┌─ DATA RECORDS

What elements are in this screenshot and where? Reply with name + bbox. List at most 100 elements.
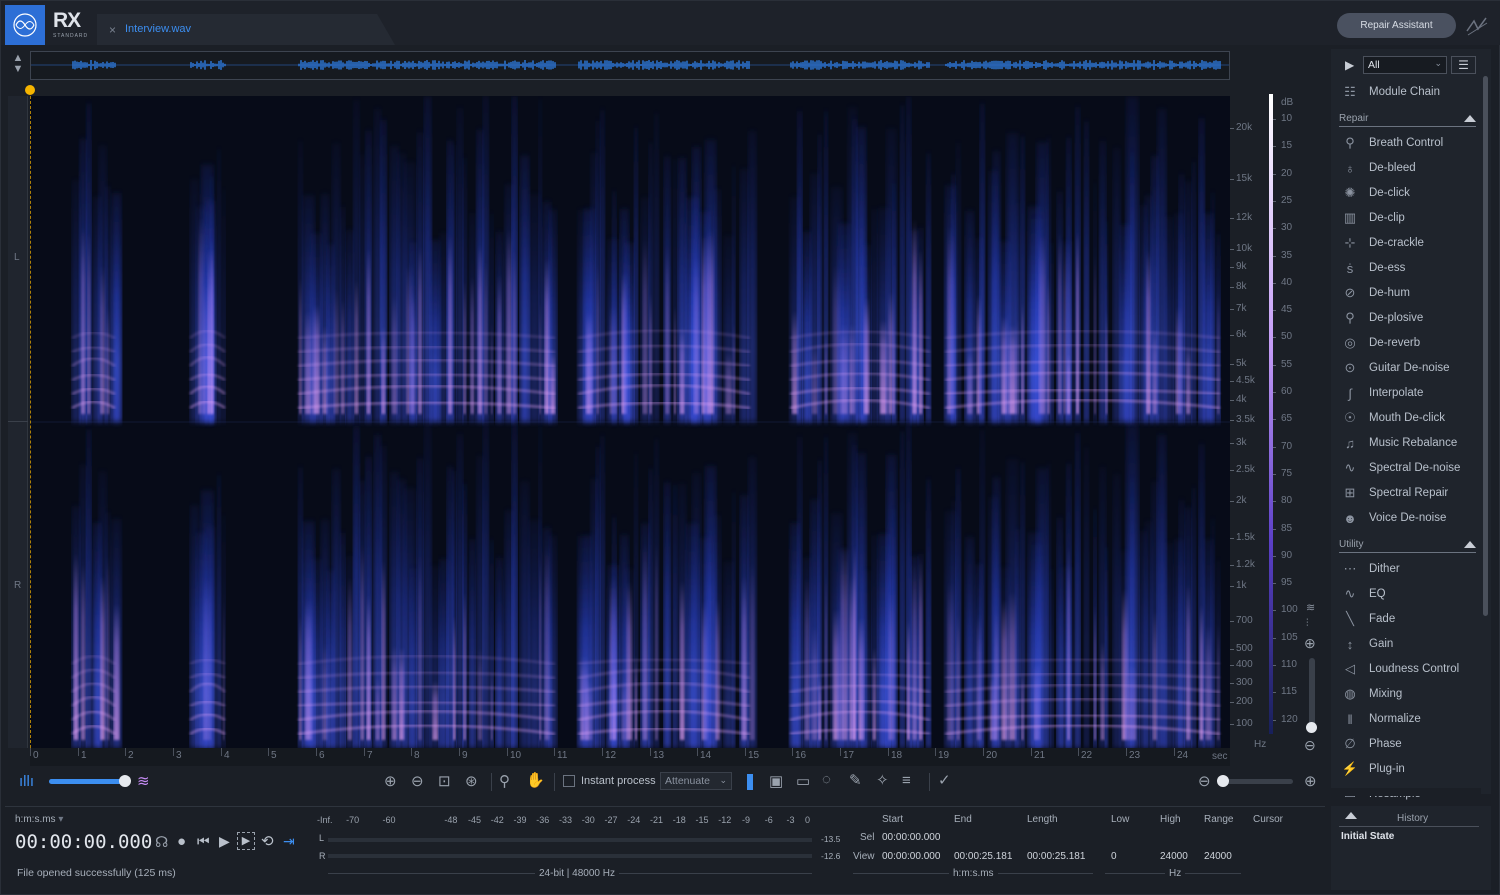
sel-start-value[interactable]: 00:00:00.000 — [882, 832, 940, 843]
module-item-eq[interactable]: ∿ EQ — [1339, 583, 1479, 605]
horizontal-zoom-knob[interactable] — [1217, 775, 1229, 787]
horizontal-zoom-out-icon[interactable]: ⊖ — [1198, 772, 1211, 790]
module-panel-scrollbar[interactable] — [1483, 76, 1488, 616]
view-length-value[interactable]: 00:00:25.181 — [1027, 851, 1085, 862]
find-similar-icon[interactable]: ✓ — [938, 771, 951, 789]
range-value[interactable]: 24000 — [1204, 851, 1232, 862]
module-item-spectral-de-noise[interactable]: ∿ Spectral De-noise — [1339, 457, 1479, 479]
rx-logo[interactable] — [5, 5, 45, 45]
module-item-gain[interactable]: ↕ Gain — [1339, 633, 1479, 655]
spectrogram-view[interactable] — [30, 96, 1230, 748]
zoom-out-icon[interactable]: ⊖ — [411, 772, 424, 790]
module-item-fade[interactable]: ╲ Fade — [1339, 608, 1479, 630]
channel-strip[interactable]: L R — [8, 96, 28, 748]
module-item-breath-control[interactable]: ⚲ Breath Control — [1339, 132, 1479, 154]
module-item-de-hum[interactable]: ⊘ De-hum — [1339, 282, 1479, 304]
tab-filename[interactable]: Interview.wav — [125, 23, 191, 35]
module-item-de-click[interactable]: ✺ De-click — [1339, 182, 1479, 204]
brush-tool-icon[interactable]: ✎ — [849, 771, 862, 789]
spectral-harmonic — [381, 326, 386, 414]
repair-assistant-button[interactable]: Repair Assistant — [1337, 13, 1456, 38]
follow-playhead-icon[interactable]: ⇥ — [283, 833, 295, 850]
instant-process-checkbox[interactable] — [563, 775, 575, 787]
zoom-selection-icon[interactable]: ⊡ — [438, 772, 451, 790]
history-collapse-icon[interactable] — [1345, 812, 1357, 819]
utility-section-header[interactable]: Utility — [1339, 537, 1476, 553]
module-item-de-clip[interactable]: ▥ De-clip — [1339, 207, 1479, 229]
overview-toggle-icon[interactable]: ▲ ▼ — [9, 53, 27, 79]
tab-close-icon[interactable]: × — [109, 23, 116, 37]
waveform-opacity-icon[interactable]: ıllı — [19, 773, 34, 790]
harmonic-selection-icon[interactable]: ≡ — [902, 772, 911, 789]
spectral-harmonic — [649, 293, 652, 414]
module-item-phase[interactable]: ∅ Phase — [1339, 733, 1479, 755]
module-item-voice-de-noise[interactable]: ☻ Voice De-noise — [1339, 507, 1479, 529]
spectral-column — [748, 131, 757, 422]
zoom-tool-icon[interactable]: ⚲ — [499, 772, 510, 790]
module-item-de-crackle[interactable]: ⊹ De-crackle — [1339, 232, 1479, 254]
module-item-normalize[interactable]: ‖ Normalize — [1339, 708, 1479, 730]
panel-menu-icon[interactable]: ☰ — [1451, 56, 1476, 74]
module-item-guitar-de-noise[interactable]: ⊙ Guitar De-noise — [1339, 357, 1479, 379]
module-item-music-rebalance[interactable]: ♫ Music Rebalance — [1339, 432, 1479, 454]
freq-tick — [1230, 621, 1234, 623]
vertical-zoom-knob[interactable] — [1306, 722, 1317, 733]
view-start-value[interactable]: 00:00:00.000 — [882, 851, 940, 862]
module-chain-button[interactable]: ☷ Module Chain — [1339, 81, 1479, 103]
vertical-zoom-slider[interactable] — [1309, 658, 1315, 726]
rewind-icon[interactable]: ⏮ — [197, 833, 210, 850]
module-item-mouth-de-click[interactable]: ☉ Mouth De-click — [1339, 407, 1479, 429]
meter-scale-label: -45 — [468, 815, 482, 825]
horizontal-zoom-in-icon[interactable]: ⊕ — [1304, 772, 1317, 790]
module-item-de-bleed[interactable]: ♁ De-bleed — [1339, 157, 1479, 179]
waveform-display-icon[interactable]: ⫶ — [1306, 618, 1309, 629]
low-value[interactable]: 0 — [1111, 851, 1117, 862]
module-item-de-ess[interactable]: ṡ De-ess — [1339, 257, 1479, 279]
time-ruler[interactable]: 0 1 2 3 4 5 6 7 8 9 10 11 12 13 14 15 16 17 18 19 20 21 22 23 24… — [30, 748, 1230, 766]
record-icon[interactable]: ● — [177, 833, 186, 850]
time-format-select[interactable]: h:m:s.ms ▾ — [15, 814, 63, 825]
vertical-zoom-out-icon[interactable]: ⊖ — [1304, 737, 1316, 754]
spectral-column — [438, 559, 448, 748]
lasso-tool-icon[interactable]: ◌ — [822, 771, 831, 788]
headphones-icon[interactable]: ☊ — [155, 833, 168, 851]
time-selection-tool-icon[interactable] — [747, 774, 753, 790]
horizontal-zoom-slider[interactable] — [1219, 779, 1293, 784]
spectro-display-icon[interactable]: ≋ — [1306, 601, 1315, 614]
history-item[interactable]: Initial State — [1341, 831, 1394, 842]
collapse-triangle-icon[interactable] — [1464, 541, 1476, 548]
zoom-in-icon[interactable]: ⊕ — [384, 772, 397, 790]
rectangle-selection-tool-icon[interactable]: ▭ — [796, 772, 810, 790]
collapse-triangle-icon[interactable] — [1464, 115, 1476, 122]
module-item-plug-in[interactable]: ⚡ Plug-in — [1339, 758, 1479, 780]
module-item-dither[interactable]: ⋯ Dither — [1339, 558, 1479, 580]
play-icon[interactable]: ▶ — [219, 833, 230, 850]
playhead-marker[interactable] — [25, 85, 35, 95]
repair-section-header[interactable]: Repair — [1339, 111, 1476, 127]
spectral-column — [672, 484, 677, 748]
module-item-mixing[interactable]: ◍ Mixing — [1339, 683, 1479, 705]
module-item-spectral-repair[interactable]: ⊞ Spectral Repair — [1339, 482, 1479, 504]
process-mode-select[interactable]: Attenuate ⌄ — [660, 772, 732, 790]
module-item-loudness-control[interactable]: ◁ Loudness Control — [1339, 658, 1479, 680]
play-selection-icon[interactable]: ▶ — [237, 832, 255, 850]
frequency-selection-tool-icon[interactable]: ▣ — [769, 772, 783, 790]
waveform-overview[interactable] — [30, 51, 1230, 80]
freq-tick — [1230, 649, 1234, 651]
module-item-interpolate[interactable]: ∫ Interpolate — [1339, 382, 1479, 404]
module-item-de-plosive[interactable]: ⚲ De-plosive — [1339, 307, 1479, 329]
preview-play-icon[interactable]: ▶ — [1345, 58, 1354, 72]
zoom-fit-icon[interactable]: ⊛ — [465, 772, 478, 790]
opacity-slider-knob[interactable] — [119, 775, 131, 787]
hand-tool-icon[interactable]: ✋ — [526, 771, 545, 789]
opacity-slider[interactable] — [49, 779, 129, 784]
vertical-zoom-in-icon[interactable]: ⊕ — [1304, 635, 1316, 652]
spectrogram-opacity-icon[interactable]: ≋ — [137, 772, 150, 790]
module-filter-select[interactable]: All ⌄ — [1363, 56, 1447, 74]
magic-wand-icon[interactable]: ✧ — [876, 771, 889, 789]
loop-icon[interactable]: ⟲ — [261, 832, 274, 850]
view-end-value[interactable]: 00:00:25.181 — [954, 851, 1012, 862]
meter-scale-label: -6 — [764, 815, 773, 825]
high-value[interactable]: 24000 — [1160, 851, 1188, 862]
module-item-de-reverb[interactable]: ◎ De-reverb — [1339, 332, 1479, 354]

└─

- THE REQUEST
Starting at the line containing "sel-start-value[interactable]: 00:00:00.000 —" and ending at the line containing "spectral-column — [748, 131, 757, 422]", give the records again with "interactable" renamed to "clickable" and everything else unchanged. Return only those lines.

- SOLVED PROBLEM
sel-start-value[clickable]: 00:00:00.000 — [882, 832, 940, 843]
module-item-eq[clickable]: ∿ EQ — [1339, 583, 1479, 605]
horizontal-zoom-knob[clickable] — [1217, 775, 1229, 787]
horizontal-zoom-out-icon[clickable]: ⊖ — [1198, 772, 1211, 790]
module-panel-scrollbar[clickable] — [1483, 76, 1488, 616]
view-length-value[clickable]: 00:00:25.181 — [1027, 851, 1085, 862]
find-similar-icon[clickable]: ✓ — [938, 771, 951, 789]
range-value[clickable]: 24000 — [1204, 851, 1232, 862]
module-item-spectral-de-noise[clickable]: ∿ Spectral De-noise — [1339, 457, 1479, 479]
rx-logo[clickable] — [5, 5, 45, 45]
module-item-gain[clickable]: ↕ Gain — [1339, 633, 1479, 655]
spectrogram-view[clickable] — [30, 96, 1230, 748]
zoom-out-icon[clickable]: ⊖ — [411, 772, 424, 790]
module-item-fade[clickable]: ╲ Fade — [1339, 608, 1479, 630]
channel-strip[clickable]: L R — [8, 96, 28, 748]
module-item-breath-control[clickable]: ⚲ Breath Control — [1339, 132, 1479, 154]
module-item-de-hum[clickable]: ⊘ De-hum — [1339, 282, 1479, 304]
tab-filename[clickable]: Interview.wav — [125, 23, 191, 35]
module-item-de-click[clickable]: ✺ De-click — [1339, 182, 1479, 204]
brush-tool-icon[clickable]: ✎ — [849, 771, 862, 789]
spectral-harmonic — [381, 326, 386, 414]
repair-assistant-button[clickable]: Repair Assistant — [1337, 13, 1456, 38]
follow-playhead-icon[clickable]: ⇥ — [283, 833, 295, 850]
instant-process-checkbox[clickable] — [563, 775, 575, 787]
zoom-selection-icon[clickable]: ⊡ — [438, 772, 451, 790]
history-collapse-icon[clickable] — [1345, 812, 1357, 819]
utility-section-header[clickable]: Utility — [1339, 537, 1476, 553]
module-item-de-clip[clickable]: ▥ De-clip — [1339, 207, 1479, 229]
overview-toggle-icon[clickable]: ▲ ▼ — [9, 53, 27, 79]
tab-close-icon[clickable]: × — [109, 23, 116, 37]
waveform-opacity-icon[clickable]: ıllı — [19, 773, 34, 790]
harmonic-selection-icon[clickable]: ≡ — [902, 772, 911, 789]
spectral-harmonic — [649, 293, 652, 414]
module-item-phase[clickable]: ∅ Phase — [1339, 733, 1479, 755]
module-item-voice-de-noise[clickable]: ☻ Voice De-noise — [1339, 507, 1479, 529]
spectral-column — [748, 131, 757, 422]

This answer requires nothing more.